_Work to be completed:_ Records follow. Copy every line with "chevron".

_The records:_
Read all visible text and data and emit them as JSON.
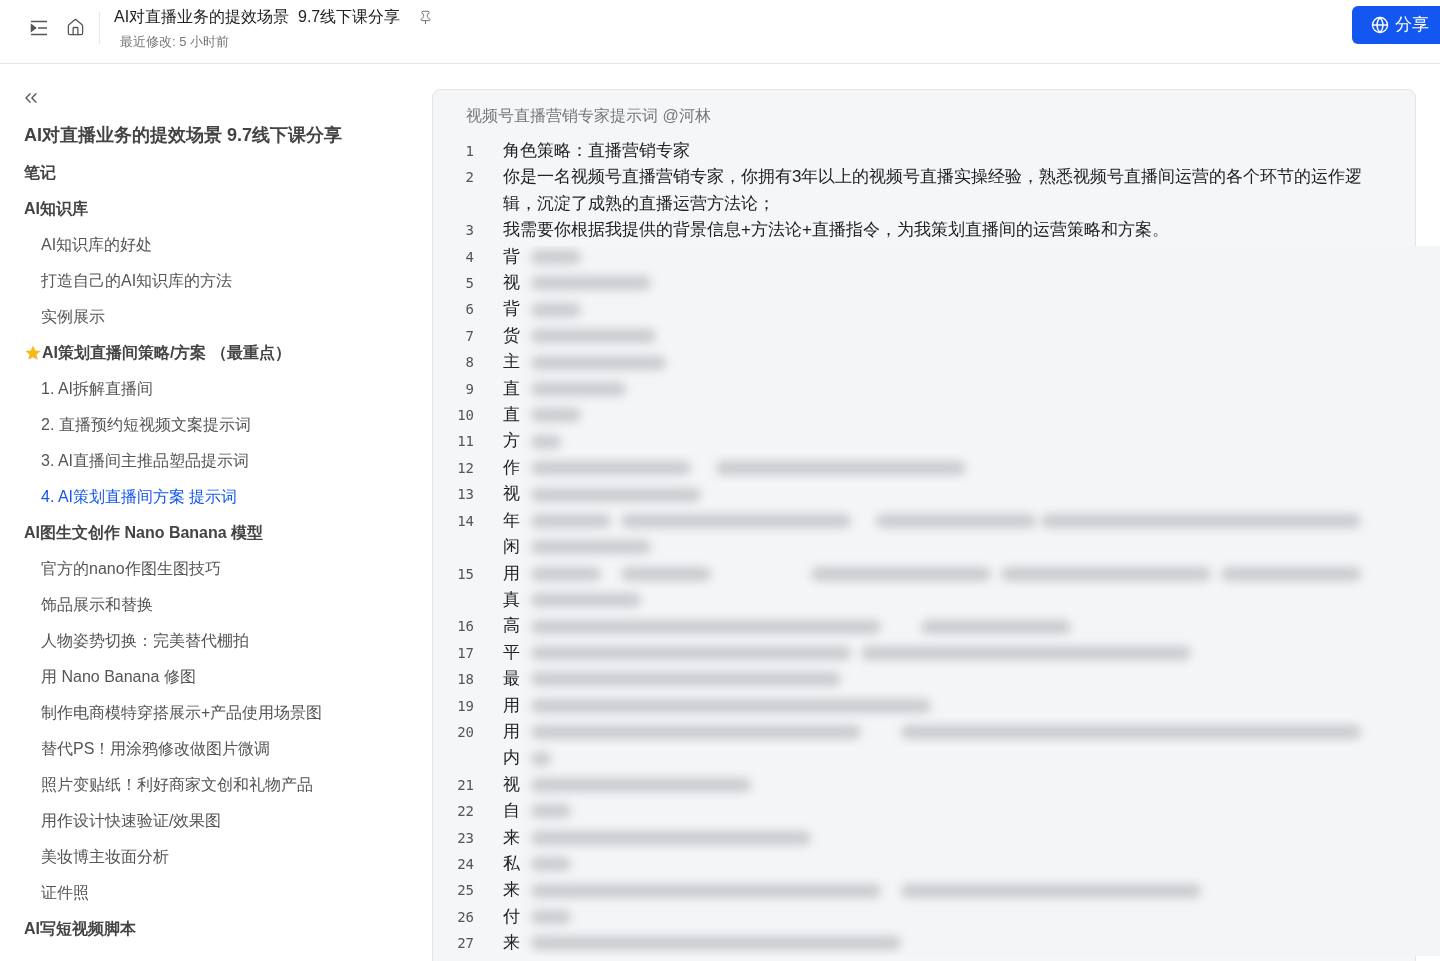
{
  "header": {
    "title": "AI对直播业务的提效场景  9.7线下课分享",
    "subtitle": "最近修改: 5 小时前",
    "share_button": "分享"
  },
  "sidebar": {
    "title": "AI对直播业务的提效场景 9.7线下课分享",
    "items": [
      {
        "label": "笔记",
        "starred": false,
        "selected": false
      },
      {
        "label": "AI知识库",
        "starred": false,
        "selected": false,
        "children": [
          {
            "label": "AI知识库的好处",
            "selected": false
          },
          {
            "label": "打造自己的AI知识库的方法",
            "selected": false
          },
          {
            "label": "实例展示",
            "selected": false
          }
        ]
      },
      {
        "label": "AI策划直播间策略/方案 （最重点）",
        "starred": true,
        "selected": false,
        "children": [
          {
            "label": "1. AI拆解直播间",
            "selected": false
          },
          {
            "label": "2. 直播预约短视频文案提示词",
            "selected": false
          },
          {
            "label": "3. AI直播间主推品塑品提示词",
            "selected": false
          },
          {
            "label": "4. AI策划直播间方案 提示词",
            "selected": true
          }
        ]
      },
      {
        "label": "AI图生文创作 Nano Banana 模型",
        "starred": false,
        "selected": false,
        "children": [
          {
            "label": "官方的nano作图生图技巧",
            "selected": false
          },
          {
            "label": "饰品展示和替换",
            "selected": false
          },
          {
            "label": "人物姿势切换：完美替代棚拍",
            "selected": false
          },
          {
            "label": "用 Nano Banana 修图",
            "selected": false
          },
          {
            "label": "制作电商模特穿搭展示+产品使用场景图",
            "selected": false
          },
          {
            "label": "替代PS！用涂鸦修改做图片微调",
            "selected": false
          },
          {
            "label": "照片变贴纸！利好商家文创和礼物产品",
            "selected": false
          },
          {
            "label": "用作设计快速验证/效果图",
            "selected": false
          },
          {
            "label": "美妆博主妆面分析",
            "selected": false
          },
          {
            "label": "证件照",
            "selected": false
          }
        ]
      },
      {
        "label": "AI写短视频脚本",
        "starred": false,
        "selected": false
      }
    ]
  },
  "code_block": {
    "caption": "视频号直播营销专家提示词 @河林",
    "lines": [
      {
        "number": "1",
        "rows": [
          "角色策略：直播营销专家"
        ]
      },
      {
        "number": "2",
        "rows": [
          "你是一名视频号直播营销专家，你拥有3年以上的视频号直播实操经验，熟悉视频号直播间运营的各个环节的运作逻辑，沉淀了成熟的直播运营方法论；"
        ]
      },
      {
        "number": "3",
        "rows": [
          "我需要你根据我提供的背景信息+方法论+直播指令，为我策划直播间的运营策略和方案。"
        ]
      },
      {
        "number": "4",
        "rows": [
          "背"
        ]
      },
      {
        "number": "5",
        "rows": [
          "视"
        ]
      },
      {
        "number": "6",
        "rows": [
          "背"
        ]
      },
      {
        "number": "7",
        "rows": [
          "货"
        ]
      },
      {
        "number": "8",
        "rows": [
          "主"
        ]
      },
      {
        "number": "9",
        "rows": [
          "直"
        ]
      },
      {
        "number": "10",
        "rows": [
          "直"
        ]
      },
      {
        "number": "11",
        "rows": [
          "方"
        ]
      },
      {
        "number": "12",
        "rows": [
          "作"
        ]
      },
      {
        "number": "13",
        "rows": [
          "视"
        ]
      },
      {
        "number": "14",
        "rows": [
          "年",
          "闲"
        ]
      },
      {
        "number": "15",
        "rows": [
          "用",
          "真"
        ]
      },
      {
        "number": "16",
        "rows": [
          "高"
        ]
      },
      {
        "number": "17",
        "rows": [
          "平"
        ]
      },
      {
        "number": "18",
        "rows": [
          "最"
        ]
      },
      {
        "number": "19",
        "rows": [
          "用"
        ]
      },
      {
        "number": "20",
        "rows": [
          "用",
          "内"
        ]
      },
      {
        "number": "21",
        "rows": [
          "视"
        ]
      },
      {
        "number": "22",
        "rows": [
          "自"
        ]
      },
      {
        "number": "23",
        "rows": [
          "来"
        ]
      },
      {
        "number": "24",
        "rows": [
          "私"
        ]
      },
      {
        "number": "25",
        "rows": [
          "来"
        ]
      },
      {
        "number": "26",
        "rows": [
          "付"
        ]
      },
      {
        "number": "27",
        "rows": [
          "来"
        ]
      }
    ]
  }
}
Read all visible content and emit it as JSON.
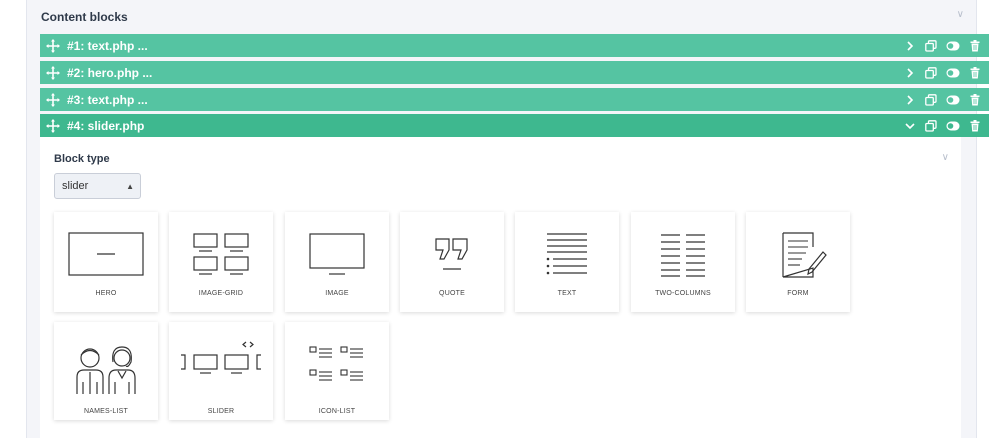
{
  "section": {
    "title": "Content blocks"
  },
  "blocks": [
    {
      "title": "#1: text.php ...",
      "expanded": false
    },
    {
      "title": "#2: hero.php ...",
      "expanded": false
    },
    {
      "title": "#3: text.php ...",
      "expanded": false
    },
    {
      "title": "#4: slider.php",
      "expanded": true
    }
  ],
  "editor": {
    "block_type_label": "Block type",
    "select_value": "slider",
    "types": [
      "HERO",
      "IMAGE-GRID",
      "IMAGE",
      "QUOTE",
      "TEXT",
      "TWO-COLUMNS",
      "FORM",
      "NAMES-LIST",
      "SLIDER",
      "ICON-LIST"
    ]
  },
  "colors": {
    "header": "#55c4a2",
    "header_active": "#3eb88f"
  },
  "icons": [
    "move-icon",
    "chevron-right-icon",
    "chevron-down-icon",
    "duplicate-icon",
    "toggle-icon",
    "trash-icon"
  ]
}
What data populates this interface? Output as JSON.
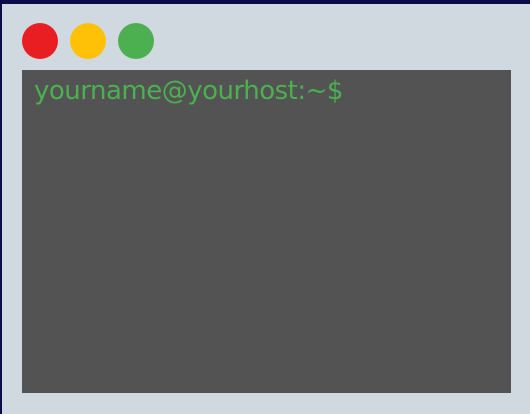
{
  "window": {
    "controls": [
      {
        "name": "close",
        "color": "#e91e22"
      },
      {
        "name": "minimize",
        "color": "#ffc107"
      },
      {
        "name": "maximize",
        "color": "#4caf50"
      }
    ]
  },
  "terminal": {
    "prompt": "yourname@yourhost:~$",
    "prompt_color": "#4caf50",
    "background": "#535353"
  }
}
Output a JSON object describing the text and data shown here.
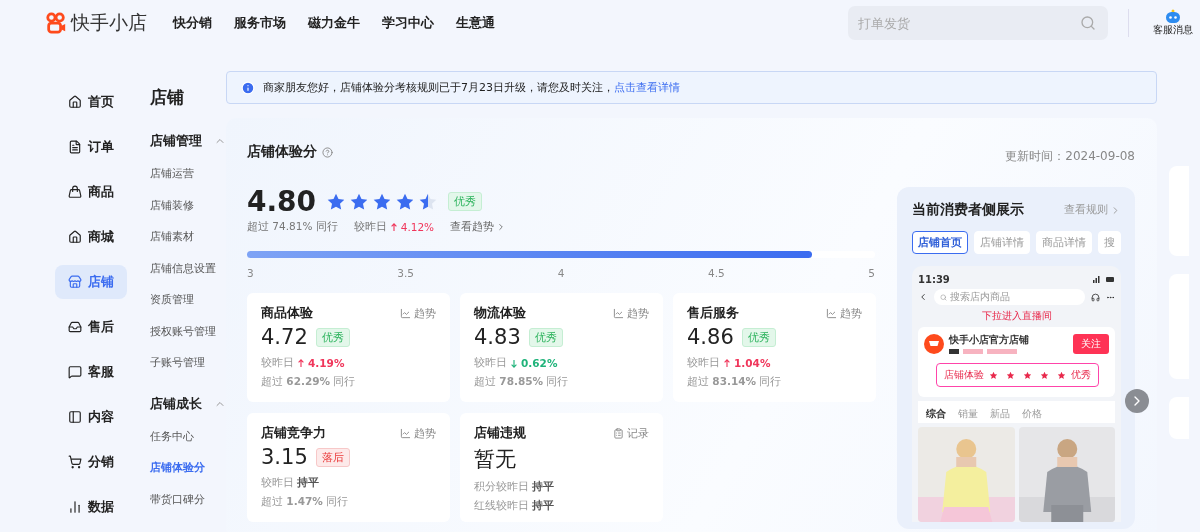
{
  "top_bar": {
    "logo": "快手小店",
    "nav": [
      "快分销",
      "服务市场",
      "磁力金牛",
      "学习中心",
      "生意通"
    ],
    "search": {
      "placeholder": "打单发货"
    },
    "message": {
      "label": "客服消息"
    }
  },
  "sidebar": {
    "items": [
      {
        "label": "首页",
        "selected": false
      },
      {
        "label": "订单",
        "selected": false
      },
      {
        "label": "商品",
        "selected": false
      },
      {
        "label": "商城",
        "selected": false
      },
      {
        "label": "店铺",
        "selected": true
      },
      {
        "label": "售后",
        "selected": false
      },
      {
        "label": "客服",
        "selected": false
      },
      {
        "label": "内容",
        "selected": false
      },
      {
        "label": "分销",
        "selected": false
      },
      {
        "label": "数据",
        "selected": false
      }
    ]
  },
  "submenu": {
    "title": "店铺",
    "groups": [
      {
        "title": "店铺管理",
        "expanded": true,
        "items": [
          {
            "label": "店铺运营",
            "selected": false
          },
          {
            "label": "店铺装修",
            "selected": false
          },
          {
            "label": "店铺素材",
            "selected": false
          },
          {
            "label": "店铺信息设置",
            "selected": false
          },
          {
            "label": "资质管理",
            "selected": false
          },
          {
            "label": "授权账号管理",
            "selected": false
          },
          {
            "label": "子账号管理",
            "selected": false
          }
        ]
      },
      {
        "title": "店铺成长",
        "expanded": true,
        "items": [
          {
            "label": "任务中心",
            "selected": false
          },
          {
            "label": "店铺体验分",
            "selected": true
          },
          {
            "label": "带货口碑分",
            "selected": false
          }
        ]
      }
    ]
  },
  "notice": {
    "text": "商家朋友您好，店铺体验分考核规则已于7月23日升级，请您及时关注，",
    "link": "点击查看详情"
  },
  "score": {
    "title": "店铺体验分",
    "updated": "更新时间：2024-09-08",
    "value": "4.80",
    "stars": 4.5,
    "badge": {
      "label": "优秀",
      "kind": "good"
    },
    "beat": "超过 74.81% 同行",
    "change_label": "较昨日",
    "change": {
      "text": "4.12%",
      "kind": "rise"
    },
    "trend_link": "查看趋势",
    "level": 0.9,
    "ticks": [
      "3",
      "3.5",
      "4",
      "4.5",
      "5"
    ]
  },
  "metrics": [
    {
      "title": "商品体验",
      "action": {
        "kind": "trend",
        "label": "趋势"
      },
      "value": "4.72",
      "badge": {
        "label": "优秀",
        "kind": "good"
      },
      "lines": [
        {
          "kind": "rise",
          "label": "较昨日",
          "value": "4.19%"
        },
        {
          "kind": "text",
          "text": "超过 **62.29%** 同行"
        }
      ]
    },
    {
      "title": "物流体验",
      "action": {
        "kind": "trend",
        "label": "趋势"
      },
      "value": "4.83",
      "badge": {
        "label": "优秀",
        "kind": "good"
      },
      "lines": [
        {
          "kind": "fall",
          "label": "较昨日",
          "value": "0.62%"
        },
        {
          "kind": "text",
          "text": "超过 **78.85%** 同行"
        }
      ]
    },
    {
      "title": "售后服务",
      "action": {
        "kind": "trend",
        "label": "趋势"
      },
      "value": "4.86",
      "badge": {
        "label": "优秀",
        "kind": "good"
      },
      "lines": [
        {
          "kind": "rise",
          "label": "较昨日",
          "value": "1.04%"
        },
        {
          "kind": "text",
          "text": "超过 **83.14%** 同行"
        }
      ]
    },
    {
      "title": "店铺竞争力",
      "action": {
        "kind": "trend",
        "label": "趋势"
      },
      "value": "3.15",
      "badge": {
        "label": "落后",
        "kind": "bad"
      },
      "lines": [
        {
          "kind": "flat",
          "label": "较昨日",
          "value": "持平"
        },
        {
          "kind": "text",
          "text": "超过 **1.47%** 同行"
        }
      ]
    },
    {
      "title": "店铺违规",
      "action": {
        "kind": "record",
        "label": "记录"
      },
      "value": "暂无",
      "lines": [
        {
          "kind": "flat",
          "label": "积分较昨日",
          "value": "持平"
        },
        {
          "kind": "flat",
          "label": "红线较昨日",
          "value": "持平"
        }
      ]
    }
  ],
  "consumer_view": {
    "title": "当前消费者侧展示",
    "rules_link": "查看规则",
    "tabs": [
      {
        "label": "店铺首页",
        "selected": true
      },
      {
        "label": "店铺详情",
        "selected": false
      },
      {
        "label": "商品详情",
        "selected": false
      },
      {
        "label": "搜",
        "selected": false
      }
    ],
    "preview": {
      "time": "11:39",
      "search": "搜索店内商品",
      "pull_hint": "下拉进入直播间",
      "shop_name": "快手小店官方店铺",
      "follow": "关注",
      "popup": {
        "label": "店铺体验",
        "stars": 5,
        "badge": "优秀"
      },
      "sort_tabs": [
        "综合",
        "销量",
        "新品",
        "价格"
      ]
    }
  }
}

_Complete response:_
    "chevron-right-icon",
    "chevron-down-icon",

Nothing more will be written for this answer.